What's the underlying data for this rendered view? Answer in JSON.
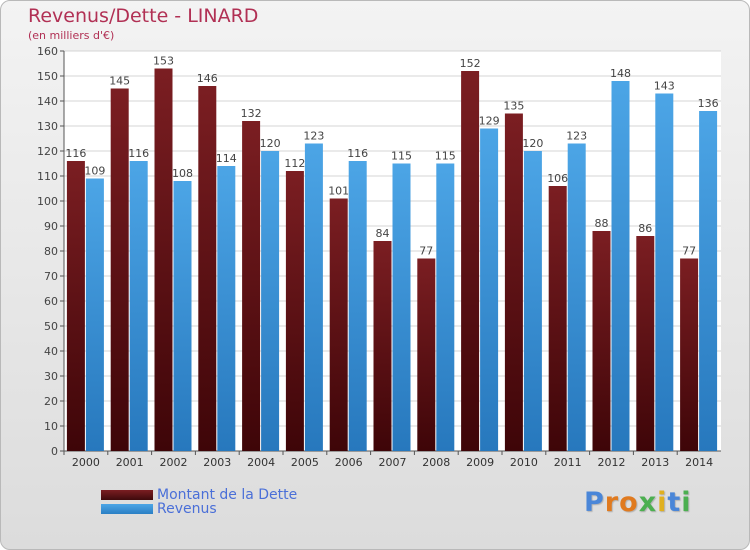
{
  "header": {
    "title": "Revenus/Dette - LINARD",
    "subtitle": "(en milliers d'€)"
  },
  "colors": {
    "dette": "#7b1e22",
    "revenus": "#4ca5e6",
    "title": "#b13054",
    "legend_text": "#4a6fd8"
  },
  "chart_data": {
    "type": "bar",
    "title": "Revenus/Dette - LINARD",
    "subtitle": "(en milliers d'€)",
    "categories": [
      "2000",
      "2001",
      "2002",
      "2003",
      "2004",
      "2005",
      "2006",
      "2007",
      "2008",
      "2009",
      "2010",
      "2011",
      "2012",
      "2013",
      "2014"
    ],
    "series": [
      {
        "name": "Montant de la Dette",
        "values": [
          116,
          145,
          153,
          146,
          132,
          112,
          101,
          84,
          77,
          152,
          135,
          106,
          88,
          86,
          77
        ]
      },
      {
        "name": "Revenus",
        "values": [
          109,
          116,
          108,
          114,
          120,
          123,
          116,
          115,
          115,
          129,
          120,
          123,
          148,
          143,
          136
        ]
      }
    ],
    "ylim": [
      0,
      160
    ],
    "yticks": [
      0,
      10,
      20,
      30,
      40,
      50,
      60,
      70,
      80,
      90,
      100,
      110,
      120,
      130,
      140,
      150,
      160
    ],
    "grid": true,
    "legend_position": "bottom-left"
  },
  "legend": {
    "dette_label": "Montant de la Dette",
    "revenus_label": "Revenus"
  },
  "logo": {
    "text": "Proxiti",
    "letters": [
      "P",
      "r",
      "o",
      "x",
      "i",
      "t",
      "i"
    ],
    "letter_colors": [
      "#4a86d8",
      "#e07a1f",
      "#e07a1f",
      "#4caf50",
      "#e0b01f",
      "#4a86d8",
      "#4caf50"
    ]
  }
}
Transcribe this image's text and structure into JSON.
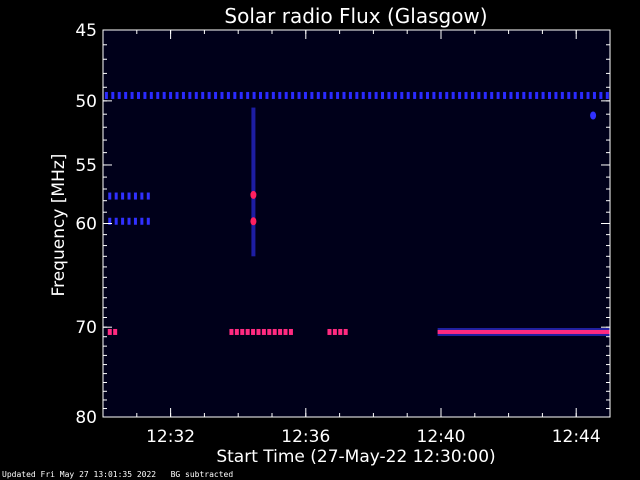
{
  "footer": {
    "updated": "Updated Fri May 27 13:01:35 2022",
    "note": "BG subtracted"
  },
  "chart_data": {
    "type": "heatmap",
    "title": "Solar radio Flux (Glasgow)",
    "xlabel": "Start Time (27-May-22 12:30:00)",
    "ylabel": "Frequency [MHz]",
    "xlim_minutes": [
      0,
      15.0
    ],
    "ylim_mhz": [
      45,
      80
    ],
    "y_scale": "log",
    "x_tick_labels": [
      {
        "label": "12:32",
        "minutes": 2
      },
      {
        "label": "12:36",
        "minutes": 6
      },
      {
        "label": "12:40",
        "minutes": 10
      },
      {
        "label": "12:44",
        "minutes": 14
      }
    ],
    "y_tick_labels": [
      {
        "label": "45",
        "mhz": 45
      },
      {
        "label": "50",
        "mhz": 50
      },
      {
        "label": "55",
        "mhz": 55
      },
      {
        "label": "60",
        "mhz": 60
      },
      {
        "label": "70",
        "mhz": 70
      },
      {
        "label": "80",
        "mhz": 80
      }
    ],
    "features": [
      {
        "name": "dotted band",
        "mhz": 49.6,
        "start_min": 0.1,
        "end_min": 15.0,
        "style": "dotted",
        "color": "#2a2aff"
      },
      {
        "name": "short band 57.6",
        "mhz": 57.6,
        "start_min": 0.2,
        "end_min": 1.4,
        "style": "dotted",
        "color": "#3030ff"
      },
      {
        "name": "short band 59.8",
        "mhz": 59.8,
        "start_min": 0.2,
        "end_min": 1.4,
        "style": "dotted",
        "color": "#3030ff"
      },
      {
        "name": "burst 70.5 early",
        "mhz": 70.5,
        "start_min": 0.2,
        "end_min": 0.4,
        "style": "dash",
        "color": "#ff2a80"
      },
      {
        "name": "burst 70.5 mid",
        "mhz": 70.5,
        "start_min": 3.8,
        "end_min": 5.6,
        "style": "dash",
        "color": "#ff2a80"
      },
      {
        "name": "burst 70.5 late",
        "mhz": 70.5,
        "start_min": 6.7,
        "end_min": 7.2,
        "style": "dash",
        "color": "#ff2a80"
      },
      {
        "name": "continuous 70.5",
        "mhz": 70.5,
        "start_min": 9.9,
        "end_min": 15.0,
        "style": "solid",
        "color": "#ff2a80"
      },
      {
        "name": "vertical burst",
        "start_min": 4.45,
        "mhz_range": [
          50.5,
          63.0
        ],
        "style": "vertical",
        "color": "#3030ff"
      },
      {
        "name": "hot spot 57.5",
        "mhz": 57.5,
        "minute": 4.45,
        "style": "spot",
        "color": "#ff2060"
      },
      {
        "name": "hot spot 59.8",
        "mhz": 59.8,
        "minute": 4.45,
        "style": "spot",
        "color": "#ff2060"
      },
      {
        "name": "spot 51",
        "mhz": 51.1,
        "minute": 14.5,
        "style": "spot",
        "color": "#3030ff"
      }
    ]
  }
}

____

● **STATED EXERCISE**
Repeat all of the entries word for word, but omit the pictures.

● **OUTPUT OF THE EXERCISE**
What's the underlying data for this rendered view? Answer in JSON.
{
  "header": {
    "title": "Revenus/Dette - LINARD",
    "subtitle": "(en milliers d'€)"
  },
  "colors": {
    "dette": "#7b1e22",
    "revenus": "#4ca5e6",
    "title": "#b13054",
    "legend_text": "#4a6fd8"
  },
  "chart_data": {
    "type": "bar",
    "title": "Revenus/Dette - LINARD",
    "subtitle": "(en milliers d'€)",
    "categories": [
      "2000",
      "2001",
      "2002",
      "2003",
      "2004",
      "2005",
      "2006",
      "2007",
      "2008",
      "2009",
      "2010",
      "2011",
      "2012",
      "2013",
      "2014"
    ],
    "series": [
      {
        "name": "Montant de la Dette",
        "values": [
          116,
          145,
          153,
          146,
          132,
          112,
          101,
          84,
          77,
          152,
          135,
          106,
          88,
          86,
          77
        ]
      },
      {
        "name": "Revenus",
        "values": [
          109,
          116,
          108,
          114,
          120,
          123,
          116,
          115,
          115,
          129,
          120,
          123,
          148,
          143,
          136
        ]
      }
    ],
    "ylim": [
      0,
      160
    ],
    "yticks": [
      0,
      10,
      20,
      30,
      40,
      50,
      60,
      70,
      80,
      90,
      100,
      110,
      120,
      130,
      140,
      150,
      160
    ],
    "grid": true,
    "legend_position": "bottom-left"
  },
  "legend": {
    "dette_label": "Montant de la Dette",
    "revenus_label": "Revenus"
  },
  "logo": {
    "text": "Proxiti",
    "letters": [
      "P",
      "r",
      "o",
      "x",
      "i",
      "t",
      "i"
    ],
    "letter_colors": [
      "#4a86d8",
      "#e07a1f",
      "#e07a1f",
      "#4caf50",
      "#e0b01f",
      "#4a86d8",
      "#4caf50"
    ]
  }
}
Transcribe this image's text and structure into JSON.
{
  "footer": {
    "updated": "Updated Fri May 27 13:01:35 2022",
    "note": "BG subtracted"
  },
  "chart_data": {
    "type": "heatmap",
    "title": "Solar radio Flux (Glasgow)",
    "xlabel": "Start Time (27-May-22 12:30:00)",
    "ylabel": "Frequency [MHz]",
    "xlim_minutes": [
      0,
      15.0
    ],
    "ylim_mhz": [
      45,
      80
    ],
    "y_scale": "log",
    "x_tick_labels": [
      {
        "label": "12:32",
        "minutes": 2
      },
      {
        "label": "12:36",
        "minutes": 6
      },
      {
        "label": "12:40",
        "minutes": 10
      },
      {
        "label": "12:44",
        "minutes": 14
      }
    ],
    "y_tick_labels": [
      {
        "label": "45",
        "mhz": 45
      },
      {
        "label": "50",
        "mhz": 50
      },
      {
        "label": "55",
        "mhz": 55
      },
      {
        "label": "60",
        "mhz": 60
      },
      {
        "label": "70",
        "mhz": 70
      },
      {
        "label": "80",
        "mhz": 80
      }
    ],
    "features": [
      {
        "name": "dotted band",
        "mhz": 49.6,
        "start_min": 0.1,
        "end_min": 15.0,
        "style": "dotted",
        "color": "#2a2aff"
      },
      {
        "name": "short band 57.6",
        "mhz": 57.6,
        "start_min": 0.2,
        "end_min": 1.4,
        "style": "dotted",
        "color": "#3030ff"
      },
      {
        "name": "short band 59.8",
        "mhz": 59.8,
        "start_min": 0.2,
        "end_min": 1.4,
        "style": "dotted",
        "color": "#3030ff"
      },
      {
        "name": "burst 70.5 early",
        "mhz": 70.5,
        "start_min": 0.2,
        "end_min": 0.4,
        "style": "dash",
        "color": "#ff2a80"
      },
      {
        "name": "burst 70.5 mid",
        "mhz": 70.5,
        "start_min": 3.8,
        "end_min": 5.6,
        "style": "dash",
        "color": "#ff2a80"
      },
      {
        "name": "burst 70.5 late",
        "mhz": 70.5,
        "start_min": 6.7,
        "end_min": 7.2,
        "style": "dash",
        "color": "#ff2a80"
      },
      {
        "name": "continuous 70.5",
        "mhz": 70.5,
        "start_min": 9.9,
        "end_min": 15.0,
        "style": "solid",
        "color": "#ff2a80"
      },
      {
        "name": "vertical burst",
        "start_min": 4.45,
        "mhz_range": [
          50.5,
          63.0
        ],
        "style": "vertical",
        "color": "#3030ff"
      },
      {
        "name": "hot spot 57.5",
        "mhz": 57.5,
        "minute": 4.45,
        "style": "spot",
        "color": "#ff2060"
      },
      {
        "name": "hot spot 59.8",
        "mhz": 59.8,
        "minute": 4.45,
        "style": "spot",
        "color": "#ff2060"
      },
      {
        "name": "spot 51",
        "mhz": 51.1,
        "minute": 14.5,
        "style": "spot",
        "color": "#3030ff"
      }
    ]
  }
}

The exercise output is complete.